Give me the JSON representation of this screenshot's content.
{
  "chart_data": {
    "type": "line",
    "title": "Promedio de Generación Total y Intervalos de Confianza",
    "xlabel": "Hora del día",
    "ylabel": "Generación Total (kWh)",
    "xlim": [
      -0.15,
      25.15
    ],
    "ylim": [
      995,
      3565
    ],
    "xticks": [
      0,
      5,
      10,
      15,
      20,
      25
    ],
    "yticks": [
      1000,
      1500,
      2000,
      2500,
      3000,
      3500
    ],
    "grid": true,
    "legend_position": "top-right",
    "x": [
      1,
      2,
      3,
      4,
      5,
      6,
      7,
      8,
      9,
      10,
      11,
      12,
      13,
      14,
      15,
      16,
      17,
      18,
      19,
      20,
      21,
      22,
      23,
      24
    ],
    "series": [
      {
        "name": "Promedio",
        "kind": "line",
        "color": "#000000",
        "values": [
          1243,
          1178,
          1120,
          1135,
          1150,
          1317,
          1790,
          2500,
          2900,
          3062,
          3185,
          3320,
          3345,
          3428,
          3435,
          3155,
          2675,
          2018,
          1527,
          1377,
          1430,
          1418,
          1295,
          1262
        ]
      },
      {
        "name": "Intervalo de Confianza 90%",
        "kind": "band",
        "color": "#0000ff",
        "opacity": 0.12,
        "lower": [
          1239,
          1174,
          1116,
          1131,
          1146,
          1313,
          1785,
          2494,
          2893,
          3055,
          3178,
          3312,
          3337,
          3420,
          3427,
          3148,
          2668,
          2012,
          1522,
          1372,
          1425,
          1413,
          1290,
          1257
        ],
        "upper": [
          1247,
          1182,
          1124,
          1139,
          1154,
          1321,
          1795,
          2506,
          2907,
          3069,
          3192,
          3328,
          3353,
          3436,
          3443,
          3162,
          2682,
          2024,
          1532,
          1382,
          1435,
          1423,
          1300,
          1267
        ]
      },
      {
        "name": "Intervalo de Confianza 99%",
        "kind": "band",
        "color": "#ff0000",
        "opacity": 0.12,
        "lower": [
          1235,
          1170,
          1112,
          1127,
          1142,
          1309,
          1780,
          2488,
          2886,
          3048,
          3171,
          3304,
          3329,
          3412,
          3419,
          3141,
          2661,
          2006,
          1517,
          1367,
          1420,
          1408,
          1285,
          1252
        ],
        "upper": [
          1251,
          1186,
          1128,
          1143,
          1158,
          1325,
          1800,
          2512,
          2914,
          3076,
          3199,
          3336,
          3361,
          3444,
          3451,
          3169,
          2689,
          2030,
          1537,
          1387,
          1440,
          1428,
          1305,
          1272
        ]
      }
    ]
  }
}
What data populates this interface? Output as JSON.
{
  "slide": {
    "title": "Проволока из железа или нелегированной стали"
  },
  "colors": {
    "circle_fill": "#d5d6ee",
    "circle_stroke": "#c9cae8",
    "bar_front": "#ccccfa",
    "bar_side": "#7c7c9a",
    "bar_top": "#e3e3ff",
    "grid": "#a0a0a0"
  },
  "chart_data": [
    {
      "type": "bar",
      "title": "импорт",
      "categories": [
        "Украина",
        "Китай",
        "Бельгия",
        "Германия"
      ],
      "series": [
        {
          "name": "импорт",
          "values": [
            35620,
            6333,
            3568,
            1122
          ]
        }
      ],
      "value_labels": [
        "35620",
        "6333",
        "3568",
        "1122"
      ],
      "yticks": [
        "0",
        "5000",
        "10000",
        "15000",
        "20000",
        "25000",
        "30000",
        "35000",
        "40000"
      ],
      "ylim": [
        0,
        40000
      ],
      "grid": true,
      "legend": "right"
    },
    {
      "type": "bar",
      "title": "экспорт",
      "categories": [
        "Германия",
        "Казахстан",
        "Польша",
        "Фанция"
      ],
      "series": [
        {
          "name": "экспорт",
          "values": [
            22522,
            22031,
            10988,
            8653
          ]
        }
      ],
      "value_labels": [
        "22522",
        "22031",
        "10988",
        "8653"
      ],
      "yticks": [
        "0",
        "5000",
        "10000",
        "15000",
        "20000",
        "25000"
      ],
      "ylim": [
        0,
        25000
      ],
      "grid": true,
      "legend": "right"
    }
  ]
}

......

## WORK TO COMPLETE
Set down all of the data above, word for word.

## REPLY
Give me the JSON representation of this screenshot's content.
{
  "chart_data": {
    "type": "line",
    "title": "Promedio de Generación Total y Intervalos de Confianza",
    "xlabel": "Hora del día",
    "ylabel": "Generación Total (kWh)",
    "xlim": [
      -0.15,
      25.15
    ],
    "ylim": [
      995,
      3565
    ],
    "xticks": [
      0,
      5,
      10,
      15,
      20,
      25
    ],
    "yticks": [
      1000,
      1500,
      2000,
      2500,
      3000,
      3500
    ],
    "grid": true,
    "legend_position": "top-right",
    "x": [
      1,
      2,
      3,
      4,
      5,
      6,
      7,
      8,
      9,
      10,
      11,
      12,
      13,
      14,
      15,
      16,
      17,
      18,
      19,
      20,
      21,
      22,
      23,
      24
    ],
    "series": [
      {
        "name": "Promedio",
        "kind": "line",
        "color": "#000000",
        "values": [
          1243,
          1178,
          1120,
          1135,
          1150,
          1317,
          1790,
          2500,
          2900,
          3062,
          3185,
          3320,
          3345,
          3428,
          3435,
          3155,
          2675,
          2018,
          1527,
          1377,
          1430,
          1418,
          1295,
          1262
        ]
      },
      {
        "name": "Intervalo de Confianza 90%",
        "kind": "band",
        "color": "#0000ff",
        "opacity": 0.12,
        "lower": [
          1239,
          1174,
          1116,
          1131,
          1146,
          1313,
          1785,
          2494,
          2893,
          3055,
          3178,
          3312,
          3337,
          3420,
          3427,
          3148,
          2668,
          2012,
          1522,
          1372,
          1425,
          1413,
          1290,
          1257
        ],
        "upper": [
          1247,
          1182,
          1124,
          1139,
          1154,
          1321,
          1795,
          2506,
          2907,
          3069,
          3192,
          3328,
          3353,
          3436,
          3443,
          3162,
          2682,
          2024,
          1532,
          1382,
          1435,
          1423,
          1300,
          1267
        ]
      },
      {
        "name": "Intervalo de Confianza 99%",
        "kind": "band",
        "color": "#ff0000",
        "opacity": 0.12,
        "lower": [
          1235,
          1170,
          1112,
          1127,
          1142,
          1309,
          1780,
          2488,
          2886,
          3048,
          3171,
          3304,
          3329,
          3412,
          3419,
          3141,
          2661,
          2006,
          1517,
          1367,
          1420,
          1408,
          1285,
          1252
        ],
        "upper": [
          1251,
          1186,
          1128,
          1143,
          1158,
          1325,
          1800,
          2512,
          2914,
          3076,
          3199,
          3336,
          3361,
          3444,
          3451,
          3169,
          2689,
          2030,
          1537,
          1387,
          1440,
          1428,
          1305,
          1272
        ]
      }
    ]
  }
}
What data populates this interface? Output as JSON.
{
  "slide": {
    "title": "Проволока из железа или нелегированной стали"
  },
  "colors": {
    "circle_fill": "#d5d6ee",
    "circle_stroke": "#c9cae8",
    "bar_front": "#ccccfa",
    "bar_side": "#7c7c9a",
    "bar_top": "#e3e3ff",
    "grid": "#a0a0a0"
  },
  "chart_data": [
    {
      "type": "bar",
      "title": "импорт",
      "categories": [
        "Украина",
        "Китай",
        "Бельгия",
        "Германия"
      ],
      "series": [
        {
          "name": "импорт",
          "values": [
            35620,
            6333,
            3568,
            1122
          ]
        }
      ],
      "value_labels": [
        "35620",
        "6333",
        "3568",
        "1122"
      ],
      "yticks": [
        "0",
        "5000",
        "10000",
        "15000",
        "20000",
        "25000",
        "30000",
        "35000",
        "40000"
      ],
      "ylim": [
        0,
        40000
      ],
      "grid": true,
      "legend": "right"
    },
    {
      "type": "bar",
      "title": "экспорт",
      "categories": [
        "Германия",
        "Казахстан",
        "Польша",
        "Фанция"
      ],
      "series": [
        {
          "name": "экспорт",
          "values": [
            22522,
            22031,
            10988,
            8653
          ]
        }
      ],
      "value_labels": [
        "22522",
        "22031",
        "10988",
        "8653"
      ],
      "yticks": [
        "0",
        "5000",
        "10000",
        "15000",
        "20000",
        "25000"
      ],
      "ylim": [
        0,
        25000
      ],
      "grid": true,
      "legend": "right"
    }
  ]
}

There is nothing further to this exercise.